╭─ PROVIDED RECORDS

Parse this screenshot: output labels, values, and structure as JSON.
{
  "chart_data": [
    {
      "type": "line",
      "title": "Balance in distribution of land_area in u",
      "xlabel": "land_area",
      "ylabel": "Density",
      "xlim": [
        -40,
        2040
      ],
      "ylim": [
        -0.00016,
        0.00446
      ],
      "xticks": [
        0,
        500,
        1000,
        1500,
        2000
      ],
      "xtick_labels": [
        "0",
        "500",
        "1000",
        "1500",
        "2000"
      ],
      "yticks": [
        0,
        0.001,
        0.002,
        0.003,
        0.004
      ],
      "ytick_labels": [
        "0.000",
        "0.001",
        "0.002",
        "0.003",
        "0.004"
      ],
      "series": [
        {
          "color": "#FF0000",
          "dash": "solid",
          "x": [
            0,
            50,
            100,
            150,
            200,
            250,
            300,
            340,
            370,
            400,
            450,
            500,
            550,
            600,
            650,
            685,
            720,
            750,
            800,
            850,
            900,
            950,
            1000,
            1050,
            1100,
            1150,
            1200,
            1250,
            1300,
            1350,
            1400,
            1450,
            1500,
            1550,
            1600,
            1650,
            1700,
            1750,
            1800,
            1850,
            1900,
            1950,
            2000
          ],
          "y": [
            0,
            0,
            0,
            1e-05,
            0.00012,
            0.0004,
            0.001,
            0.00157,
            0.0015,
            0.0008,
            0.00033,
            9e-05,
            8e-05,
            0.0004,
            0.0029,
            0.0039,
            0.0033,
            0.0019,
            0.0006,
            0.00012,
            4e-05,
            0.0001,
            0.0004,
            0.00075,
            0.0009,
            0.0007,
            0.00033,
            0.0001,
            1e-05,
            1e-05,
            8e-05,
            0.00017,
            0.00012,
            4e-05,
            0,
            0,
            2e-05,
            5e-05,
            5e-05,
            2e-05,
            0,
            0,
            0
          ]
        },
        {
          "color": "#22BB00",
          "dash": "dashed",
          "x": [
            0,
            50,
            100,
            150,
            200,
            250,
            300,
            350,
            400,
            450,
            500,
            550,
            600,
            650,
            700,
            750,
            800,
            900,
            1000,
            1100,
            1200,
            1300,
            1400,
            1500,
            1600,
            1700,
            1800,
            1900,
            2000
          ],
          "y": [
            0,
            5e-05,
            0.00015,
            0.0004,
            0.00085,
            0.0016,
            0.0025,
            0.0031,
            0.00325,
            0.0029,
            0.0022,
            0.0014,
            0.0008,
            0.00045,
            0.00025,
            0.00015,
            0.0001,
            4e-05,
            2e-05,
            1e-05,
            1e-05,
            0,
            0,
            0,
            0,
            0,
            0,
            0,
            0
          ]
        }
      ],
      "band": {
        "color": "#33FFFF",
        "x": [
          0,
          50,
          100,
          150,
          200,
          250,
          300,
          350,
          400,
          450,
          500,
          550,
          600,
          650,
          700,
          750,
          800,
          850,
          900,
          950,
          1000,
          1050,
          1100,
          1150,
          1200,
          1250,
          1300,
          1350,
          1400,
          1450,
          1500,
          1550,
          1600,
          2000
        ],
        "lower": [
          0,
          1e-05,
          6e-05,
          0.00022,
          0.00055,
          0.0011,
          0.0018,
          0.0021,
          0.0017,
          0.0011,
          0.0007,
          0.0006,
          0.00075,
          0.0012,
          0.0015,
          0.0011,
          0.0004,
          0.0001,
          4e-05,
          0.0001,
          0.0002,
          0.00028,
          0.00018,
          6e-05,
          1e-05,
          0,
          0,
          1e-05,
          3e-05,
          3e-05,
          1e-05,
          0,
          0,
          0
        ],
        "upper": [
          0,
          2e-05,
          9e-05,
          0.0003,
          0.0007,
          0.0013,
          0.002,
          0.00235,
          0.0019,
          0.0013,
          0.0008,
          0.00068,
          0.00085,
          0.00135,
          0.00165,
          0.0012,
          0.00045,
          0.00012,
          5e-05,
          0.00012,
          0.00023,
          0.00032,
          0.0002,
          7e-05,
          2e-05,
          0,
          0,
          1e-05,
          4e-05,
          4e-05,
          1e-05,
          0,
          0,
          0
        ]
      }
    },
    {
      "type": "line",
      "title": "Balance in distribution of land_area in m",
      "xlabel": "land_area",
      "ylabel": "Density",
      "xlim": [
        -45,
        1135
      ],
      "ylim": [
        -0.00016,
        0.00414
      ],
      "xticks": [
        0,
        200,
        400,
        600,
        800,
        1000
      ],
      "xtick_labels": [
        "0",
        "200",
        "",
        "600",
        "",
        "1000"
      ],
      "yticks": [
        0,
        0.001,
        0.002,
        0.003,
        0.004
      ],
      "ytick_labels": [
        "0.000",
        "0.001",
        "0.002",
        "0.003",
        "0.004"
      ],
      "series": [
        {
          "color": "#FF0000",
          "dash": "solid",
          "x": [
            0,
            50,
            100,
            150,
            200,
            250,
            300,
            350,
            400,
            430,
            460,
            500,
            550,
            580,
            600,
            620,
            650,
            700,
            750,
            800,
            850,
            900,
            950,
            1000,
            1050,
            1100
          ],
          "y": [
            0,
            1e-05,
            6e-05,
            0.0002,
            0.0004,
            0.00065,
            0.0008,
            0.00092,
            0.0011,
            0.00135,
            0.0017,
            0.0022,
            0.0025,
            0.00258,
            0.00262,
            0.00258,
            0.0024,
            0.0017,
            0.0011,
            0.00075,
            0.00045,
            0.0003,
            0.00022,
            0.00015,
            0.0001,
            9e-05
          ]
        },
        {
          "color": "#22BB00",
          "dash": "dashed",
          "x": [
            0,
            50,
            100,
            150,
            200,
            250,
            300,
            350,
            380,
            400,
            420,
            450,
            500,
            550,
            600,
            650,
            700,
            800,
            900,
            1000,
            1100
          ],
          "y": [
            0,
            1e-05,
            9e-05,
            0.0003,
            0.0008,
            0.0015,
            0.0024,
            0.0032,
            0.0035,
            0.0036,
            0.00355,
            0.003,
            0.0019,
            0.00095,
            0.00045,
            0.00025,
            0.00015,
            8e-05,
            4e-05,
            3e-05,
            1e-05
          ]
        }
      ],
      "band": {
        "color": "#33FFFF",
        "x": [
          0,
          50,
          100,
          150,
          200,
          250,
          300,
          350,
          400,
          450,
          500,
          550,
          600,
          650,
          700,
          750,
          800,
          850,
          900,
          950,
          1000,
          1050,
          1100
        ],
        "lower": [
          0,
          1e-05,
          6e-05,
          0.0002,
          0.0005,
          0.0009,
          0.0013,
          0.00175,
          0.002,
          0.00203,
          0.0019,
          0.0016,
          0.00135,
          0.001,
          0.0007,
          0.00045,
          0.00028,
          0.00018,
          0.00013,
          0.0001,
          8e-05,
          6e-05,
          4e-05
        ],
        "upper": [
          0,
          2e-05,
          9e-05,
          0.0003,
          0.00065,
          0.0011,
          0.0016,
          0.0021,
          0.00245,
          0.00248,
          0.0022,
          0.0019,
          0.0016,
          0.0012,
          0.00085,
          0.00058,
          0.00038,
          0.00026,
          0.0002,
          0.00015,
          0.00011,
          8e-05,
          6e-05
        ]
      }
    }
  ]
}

╰─

**WHAT TO PRODUCE:** Copy out all of the data exactly, leaving nothing out.

**WRITTEN RESPONSE:**
Parse this screenshot: output labels, values, and structure as JSON.
{
  "chart_data": [
    {
      "type": "line",
      "title": "Balance in distribution of land_area in u",
      "xlabel": "land_area",
      "ylabel": "Density",
      "xlim": [
        -40,
        2040
      ],
      "ylim": [
        -0.00016,
        0.00446
      ],
      "xticks": [
        0,
        500,
        1000,
        1500,
        2000
      ],
      "xtick_labels": [
        "0",
        "500",
        "1000",
        "1500",
        "2000"
      ],
      "yticks": [
        0,
        0.001,
        0.002,
        0.003,
        0.004
      ],
      "ytick_labels": [
        "0.000",
        "0.001",
        "0.002",
        "0.003",
        "0.004"
      ],
      "series": [
        {
          "color": "#FF0000",
          "dash": "solid",
          "x": [
            0,
            50,
            100,
            150,
            200,
            250,
            300,
            340,
            370,
            400,
            450,
            500,
            550,
            600,
            650,
            685,
            720,
            750,
            800,
            850,
            900,
            950,
            1000,
            1050,
            1100,
            1150,
            1200,
            1250,
            1300,
            1350,
            1400,
            1450,
            1500,
            1550,
            1600,
            1650,
            1700,
            1750,
            1800,
            1850,
            1900,
            1950,
            2000
          ],
          "y": [
            0,
            0,
            0,
            1e-05,
            0.00012,
            0.0004,
            0.001,
            0.00157,
            0.0015,
            0.0008,
            0.00033,
            9e-05,
            8e-05,
            0.0004,
            0.0029,
            0.0039,
            0.0033,
            0.0019,
            0.0006,
            0.00012,
            4e-05,
            0.0001,
            0.0004,
            0.00075,
            0.0009,
            0.0007,
            0.00033,
            0.0001,
            1e-05,
            1e-05,
            8e-05,
            0.00017,
            0.00012,
            4e-05,
            0,
            0,
            2e-05,
            5e-05,
            5e-05,
            2e-05,
            0,
            0,
            0
          ]
        },
        {
          "color": "#22BB00",
          "dash": "dashed",
          "x": [
            0,
            50,
            100,
            150,
            200,
            250,
            300,
            350,
            400,
            450,
            500,
            550,
            600,
            650,
            700,
            750,
            800,
            900,
            1000,
            1100,
            1200,
            1300,
            1400,
            1500,
            1600,
            1700,
            1800,
            1900,
            2000
          ],
          "y": [
            0,
            5e-05,
            0.00015,
            0.0004,
            0.00085,
            0.0016,
            0.0025,
            0.0031,
            0.00325,
            0.0029,
            0.0022,
            0.0014,
            0.0008,
            0.00045,
            0.00025,
            0.00015,
            0.0001,
            4e-05,
            2e-05,
            1e-05,
            1e-05,
            0,
            0,
            0,
            0,
            0,
            0,
            0,
            0
          ]
        }
      ],
      "band": {
        "color": "#33FFFF",
        "x": [
          0,
          50,
          100,
          150,
          200,
          250,
          300,
          350,
          400,
          450,
          500,
          550,
          600,
          650,
          700,
          750,
          800,
          850,
          900,
          950,
          1000,
          1050,
          1100,
          1150,
          1200,
          1250,
          1300,
          1350,
          1400,
          1450,
          1500,
          1550,
          1600,
          2000
        ],
        "lower": [
          0,
          1e-05,
          6e-05,
          0.00022,
          0.00055,
          0.0011,
          0.0018,
          0.0021,
          0.0017,
          0.0011,
          0.0007,
          0.0006,
          0.00075,
          0.0012,
          0.0015,
          0.0011,
          0.0004,
          0.0001,
          4e-05,
          0.0001,
          0.0002,
          0.00028,
          0.00018,
          6e-05,
          1e-05,
          0,
          0,
          1e-05,
          3e-05,
          3e-05,
          1e-05,
          0,
          0,
          0
        ],
        "upper": [
          0,
          2e-05,
          9e-05,
          0.0003,
          0.0007,
          0.0013,
          0.002,
          0.00235,
          0.0019,
          0.0013,
          0.0008,
          0.00068,
          0.00085,
          0.00135,
          0.00165,
          0.0012,
          0.00045,
          0.00012,
          5e-05,
          0.00012,
          0.00023,
          0.00032,
          0.0002,
          7e-05,
          2e-05,
          0,
          0,
          1e-05,
          4e-05,
          4e-05,
          1e-05,
          0,
          0,
          0
        ]
      }
    },
    {
      "type": "line",
      "title": "Balance in distribution of land_area in m",
      "xlabel": "land_area",
      "ylabel": "Density",
      "xlim": [
        -45,
        1135
      ],
      "ylim": [
        -0.00016,
        0.00414
      ],
      "xticks": [
        0,
        200,
        400,
        600,
        800,
        1000
      ],
      "xtick_labels": [
        "0",
        "200",
        "",
        "600",
        "",
        "1000"
      ],
      "yticks": [
        0,
        0.001,
        0.002,
        0.003,
        0.004
      ],
      "ytick_labels": [
        "0.000",
        "0.001",
        "0.002",
        "0.003",
        "0.004"
      ],
      "series": [
        {
          "color": "#FF0000",
          "dash": "solid",
          "x": [
            0,
            50,
            100,
            150,
            200,
            250,
            300,
            350,
            400,
            430,
            460,
            500,
            550,
            580,
            600,
            620,
            650,
            700,
            750,
            800,
            850,
            900,
            950,
            1000,
            1050,
            1100
          ],
          "y": [
            0,
            1e-05,
            6e-05,
            0.0002,
            0.0004,
            0.00065,
            0.0008,
            0.00092,
            0.0011,
            0.00135,
            0.0017,
            0.0022,
            0.0025,
            0.00258,
            0.00262,
            0.00258,
            0.0024,
            0.0017,
            0.0011,
            0.00075,
            0.00045,
            0.0003,
            0.00022,
            0.00015,
            0.0001,
            9e-05
          ]
        },
        {
          "color": "#22BB00",
          "dash": "dashed",
          "x": [
            0,
            50,
            100,
            150,
            200,
            250,
            300,
            350,
            380,
            400,
            420,
            450,
            500,
            550,
            600,
            650,
            700,
            800,
            900,
            1000,
            1100
          ],
          "y": [
            0,
            1e-05,
            9e-05,
            0.0003,
            0.0008,
            0.0015,
            0.0024,
            0.0032,
            0.0035,
            0.0036,
            0.00355,
            0.003,
            0.0019,
            0.00095,
            0.00045,
            0.00025,
            0.00015,
            8e-05,
            4e-05,
            3e-05,
            1e-05
          ]
        }
      ],
      "band": {
        "color": "#33FFFF",
        "x": [
          0,
          50,
          100,
          150,
          200,
          250,
          300,
          350,
          400,
          450,
          500,
          550,
          600,
          650,
          700,
          750,
          800,
          850,
          900,
          950,
          1000,
          1050,
          1100
        ],
        "lower": [
          0,
          1e-05,
          6e-05,
          0.0002,
          0.0005,
          0.0009,
          0.0013,
          0.00175,
          0.002,
          0.00203,
          0.0019,
          0.0016,
          0.00135,
          0.001,
          0.0007,
          0.00045,
          0.00028,
          0.00018,
          0.00013,
          0.0001,
          8e-05,
          6e-05,
          4e-05
        ],
        "upper": [
          0,
          2e-05,
          9e-05,
          0.0003,
          0.00065,
          0.0011,
          0.0016,
          0.0021,
          0.00245,
          0.00248,
          0.0022,
          0.0019,
          0.0016,
          0.0012,
          0.00085,
          0.00058,
          0.00038,
          0.00026,
          0.0002,
          0.00015,
          0.00011,
          8e-05,
          6e-05
        ]
      }
    }
  ]
}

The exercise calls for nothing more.